Set task: In the copy, keep every record exact and leave out all images.

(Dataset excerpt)

- - -

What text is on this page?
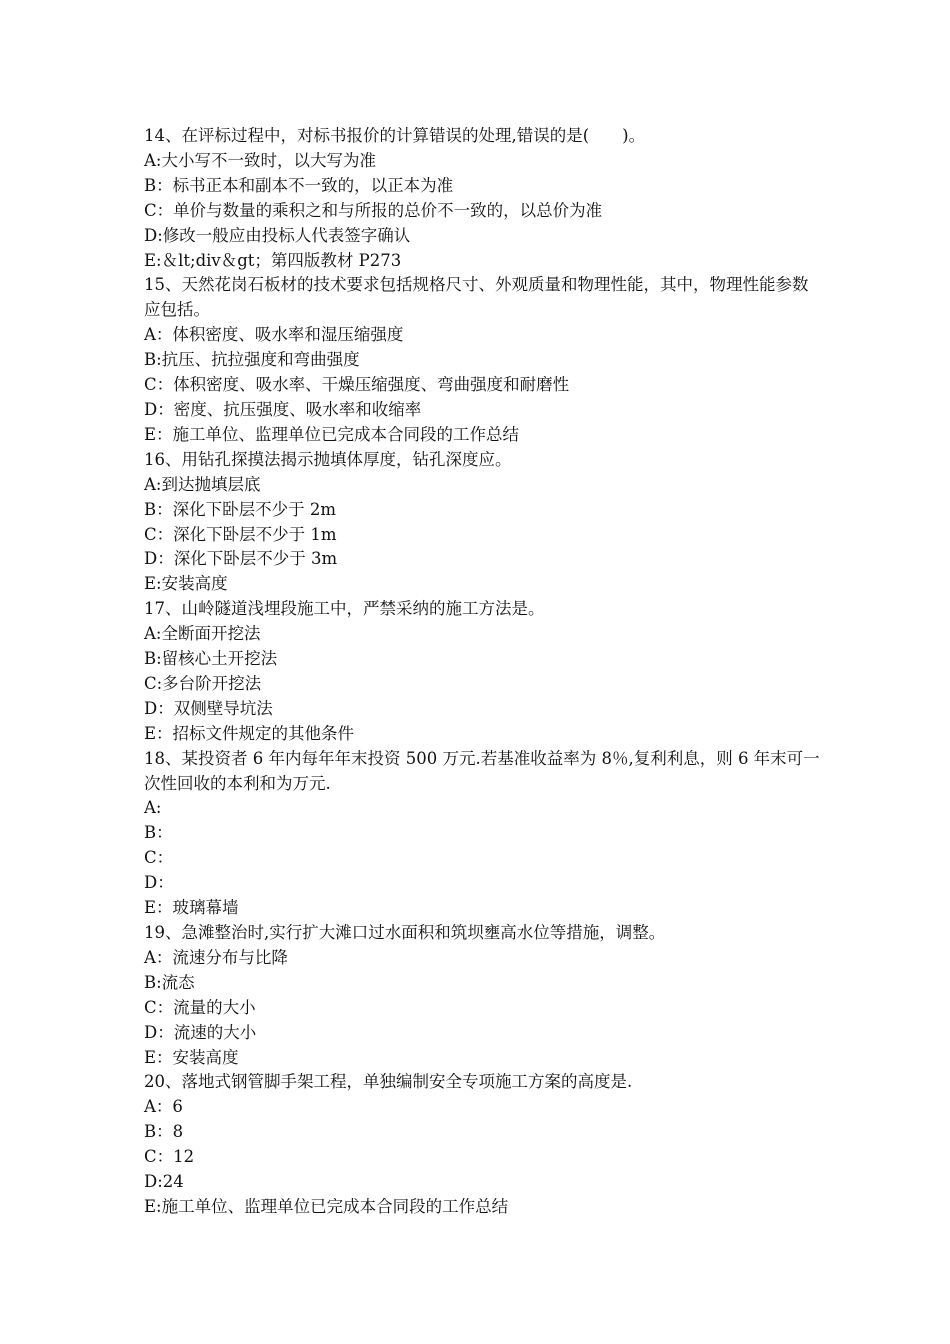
14、在评标过程中，对标书报价的计算错误的处理,错误的是(　　)。
A:大小写不一致时，以大写为准
B：标书正本和副本不一致的，以正本为准
C：单价与数量的乘积之和与所报的总价不一致的，以总价为准
D:修改一般应由投标人代表签字确认
E:＆lt;div＆gt；第四版教材 P273
15、天然花岗石板材的技术要求包括规格尺寸、外观质量和物理性能，其中，物理性能参数应包括。
A：体积密度、吸水率和湿压缩强度
B:抗压、抗拉强度和弯曲强度
C：体积密度、吸水率、干燥压缩强度、弯曲强度和耐磨性
D：密度、抗压强度、吸水率和收缩率
E：施工单位、监理单位已完成本合同段的工作总结
16、用钻孔探摸法揭示抛填体厚度，钻孔深度应。
A:到达抛填层底
B：深化下卧层不少于 2m
C：深化下卧层不少于 1m
D：深化下卧层不少于 3m
E:安装高度
17、山岭隧道浅埋段施工中，严禁采纳的施工方法是。
A:全断面开挖法
B:留核心土开挖法
C:多台阶开挖法
D：双侧壁导坑法
E：招标文件规定的其他条件
18、某投资者 6 年内每年年末投资 500 万元.若基准收益率为 8％,复利利息，则 6 年末可一次性回收的本利和为万元.
A:
B：
C：
D：
E：玻璃幕墙
19、急滩整治时,实行扩大滩口过水面积和筑坝壅高水位等措施，调整。
A：流速分布与比降
B:流态
C：流量的大小
D：流速的大小
E：安装高度
20、落地式钢管脚手架工程，单独编制安全专项施工方案的高度是.
A：6
B：8
C：12
D:24
E:施工单位、监理单位已完成本合同段的工作总结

- - -

Problem solution:
What text is on this page?
14、在评标过程中，对标书报价的计算错误的处理,错误的是(　　)。
A:大小写不一致时，以大写为准
B：标书正本和副本不一致的，以正本为准
C：单价与数量的乘积之和与所报的总价不一致的，以总价为准
D:修改一般应由投标人代表签字确认
E:＆lt;div＆gt；第四版教材 P273
15、天然花岗石板材的技术要求包括规格尺寸、外观质量和物理性能，其中，物理性能参数应包括。
A：体积密度、吸水率和湿压缩强度
B:抗压、抗拉强度和弯曲强度
C：体积密度、吸水率、干燥压缩强度、弯曲强度和耐磨性
D：密度、抗压强度、吸水率和收缩率
E：施工单位、监理单位已完成本合同段的工作总结
16、用钻孔探摸法揭示抛填体厚度，钻孔深度应。
A:到达抛填层底
B：深化下卧层不少于 2m
C：深化下卧层不少于 1m
D：深化下卧层不少于 3m
E:安装高度
17、山岭隧道浅埋段施工中，严禁采纳的施工方法是。
A:全断面开挖法
B:留核心土开挖法
C:多台阶开挖法
D：双侧壁导坑法
E：招标文件规定的其他条件
18、某投资者 6 年内每年年末投资 500 万元.若基准收益率为 8％,复利利息，则 6 年末可一次性回收的本利和为万元.
A:
B：
C：
D：
E：玻璃幕墙
19、急滩整治时,实行扩大滩口过水面积和筑坝壅高水位等措施，调整。
A：流速分布与比降
B:流态
C：流量的大小
D：流速的大小
E：安装高度
20、落地式钢管脚手架工程，单独编制安全专项施工方案的高度是.
A：6
B：8
C：12
D:24
E:施工单位、监理单位已完成本合同段的工作总结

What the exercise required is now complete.